Without the pictures, set down the records below word for word.
====== SUPPLIED DATA ======
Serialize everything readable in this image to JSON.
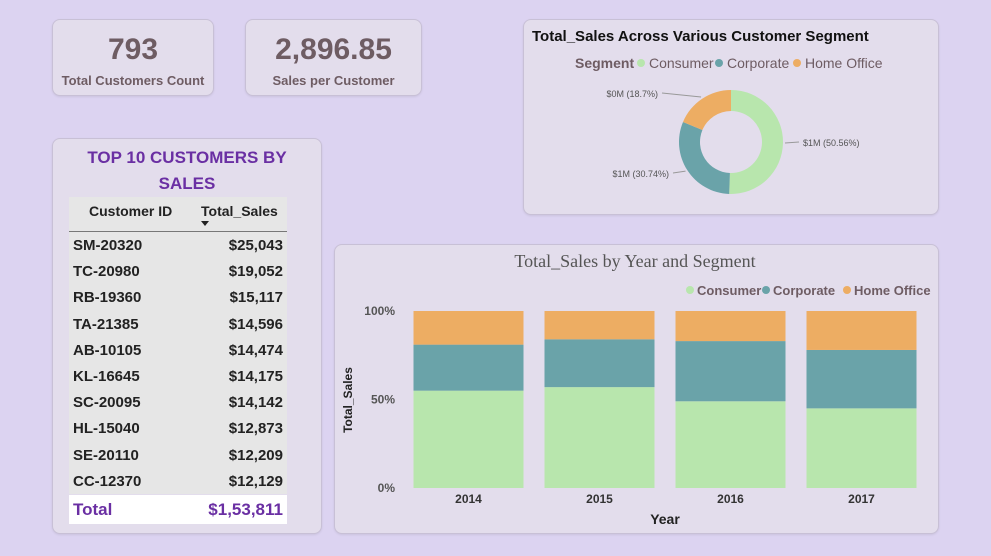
{
  "kpis": [
    {
      "value": "793",
      "label": "Total Customers Count"
    },
    {
      "value": "2,896.85",
      "label": "Sales per Customer"
    }
  ],
  "top_customers": {
    "title_line1": "TOP 10 CUSTOMERS BY",
    "title_line2": "SALES",
    "col_id": "Customer ID",
    "col_sales": "Total_Sales",
    "rows": [
      {
        "id": "SM-20320",
        "sales": "$25,043"
      },
      {
        "id": "TC-20980",
        "sales": "$19,052"
      },
      {
        "id": "RB-19360",
        "sales": "$15,117"
      },
      {
        "id": "TA-21385",
        "sales": "$14,596"
      },
      {
        "id": "AB-10105",
        "sales": "$14,474"
      },
      {
        "id": "KL-16645",
        "sales": "$14,175"
      },
      {
        "id": "SC-20095",
        "sales": "$14,142"
      },
      {
        "id": "HL-15040",
        "sales": "$12,873"
      },
      {
        "id": "SE-20110",
        "sales": "$12,209"
      },
      {
        "id": "CC-12370",
        "sales": "$12,129"
      }
    ],
    "total_label": "Total",
    "total_value": "$1,53,811"
  },
  "colors": {
    "consumer": "#b8e6ad",
    "corporate": "#6aa3a9",
    "home_office": "#edad63",
    "title_purple": "#6a2fa3"
  },
  "chart_data": [
    {
      "type": "pie",
      "title": "Total_Sales Across Various Customer Segment",
      "legend_title": "Segment",
      "legend_position": "top",
      "slices": [
        {
          "name": "Consumer",
          "value": 50.56,
          "label": "$1M (50.56%)"
        },
        {
          "name": "Corporate",
          "value": 30.74,
          "label": "$1M (30.74%)"
        },
        {
          "name": "Home Office",
          "value": 18.7,
          "label": "$0M (18.7%)"
        }
      ]
    },
    {
      "type": "bar",
      "stacked": "100%",
      "title": "Total_Sales by Year and Segment",
      "xlabel": "Year",
      "ylabel": "Total_Sales",
      "ylim": [
        0,
        100
      ],
      "yticks": [
        "0%",
        "50%",
        "100%"
      ],
      "legend_position": "top-right",
      "categories": [
        "2014",
        "2015",
        "2016",
        "2017"
      ],
      "series": [
        {
          "name": "Consumer",
          "values": [
            55,
            57,
            49,
            45
          ]
        },
        {
          "name": "Corporate",
          "values": [
            26,
            27,
            34,
            33
          ]
        },
        {
          "name": "Home Office",
          "values": [
            19,
            16,
            17,
            22
          ]
        }
      ]
    }
  ]
}
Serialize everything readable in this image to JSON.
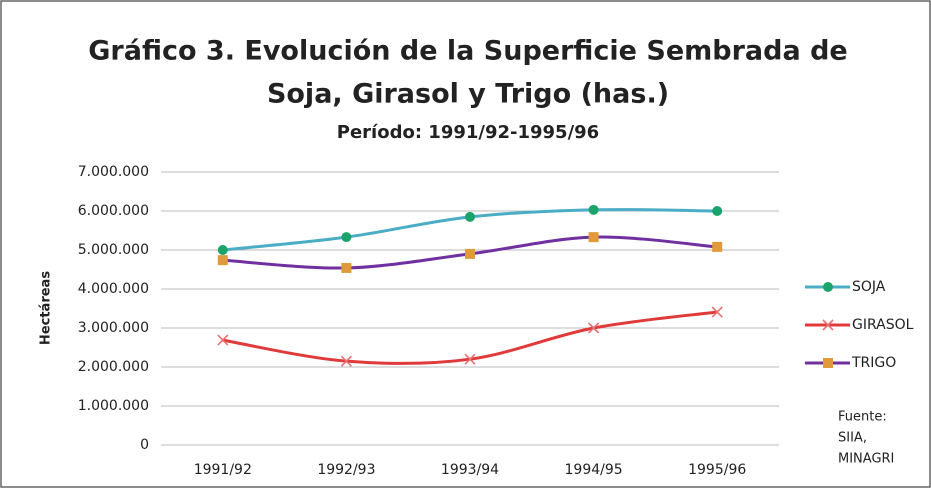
======
## OUTPUT FOR THIS TASK
Serialize everything readable in this image to JSON.
{
  "kpis": [
    {
      "value": "793",
      "label": "Total Customers Count"
    },
    {
      "value": "2,896.85",
      "label": "Sales per Customer"
    }
  ],
  "top_customers": {
    "title_line1": "TOP 10 CUSTOMERS BY",
    "title_line2": "SALES",
    "col_id": "Customer ID",
    "col_sales": "Total_Sales",
    "rows": [
      {
        "id": "SM-20320",
        "sales": "$25,043"
      },
      {
        "id": "TC-20980",
        "sales": "$19,052"
      },
      {
        "id": "RB-19360",
        "sales": "$15,117"
      },
      {
        "id": "TA-21385",
        "sales": "$14,596"
      },
      {
        "id": "AB-10105",
        "sales": "$14,474"
      },
      {
        "id": "KL-16645",
        "sales": "$14,175"
      },
      {
        "id": "SC-20095",
        "sales": "$14,142"
      },
      {
        "id": "HL-15040",
        "sales": "$12,873"
      },
      {
        "id": "SE-20110",
        "sales": "$12,209"
      },
      {
        "id": "CC-12370",
        "sales": "$12,129"
      }
    ],
    "total_label": "Total",
    "total_value": "$1,53,811"
  },
  "colors": {
    "consumer": "#b8e6ad",
    "corporate": "#6aa3a9",
    "home_office": "#edad63",
    "title_purple": "#6a2fa3"
  },
  "chart_data": [
    {
      "type": "pie",
      "title": "Total_Sales Across Various Customer Segment",
      "legend_title": "Segment",
      "legend_position": "top",
      "slices": [
        {
          "name": "Consumer",
          "value": 50.56,
          "label": "$1M (50.56%)"
        },
        {
          "name": "Corporate",
          "value": 30.74,
          "label": "$1M (30.74%)"
        },
        {
          "name": "Home Office",
          "value": 18.7,
          "label": "$0M (18.7%)"
        }
      ]
    },
    {
      "type": "bar",
      "stacked": "100%",
      "title": "Total_Sales by Year and Segment",
      "xlabel": "Year",
      "ylabel": "Total_Sales",
      "ylim": [
        0,
        100
      ],
      "yticks": [
        "0%",
        "50%",
        "100%"
      ],
      "legend_position": "top-right",
      "categories": [
        "2014",
        "2015",
        "2016",
        "2017"
      ],
      "series": [
        {
          "name": "Consumer",
          "values": [
            55,
            57,
            49,
            45
          ]
        },
        {
          "name": "Corporate",
          "values": [
            26,
            27,
            34,
            33
          ]
        },
        {
          "name": "Home Office",
          "values": [
            19,
            16,
            17,
            22
          ]
        }
      ]
    }
  ]
}
Serialize everything readable in this image to JSON.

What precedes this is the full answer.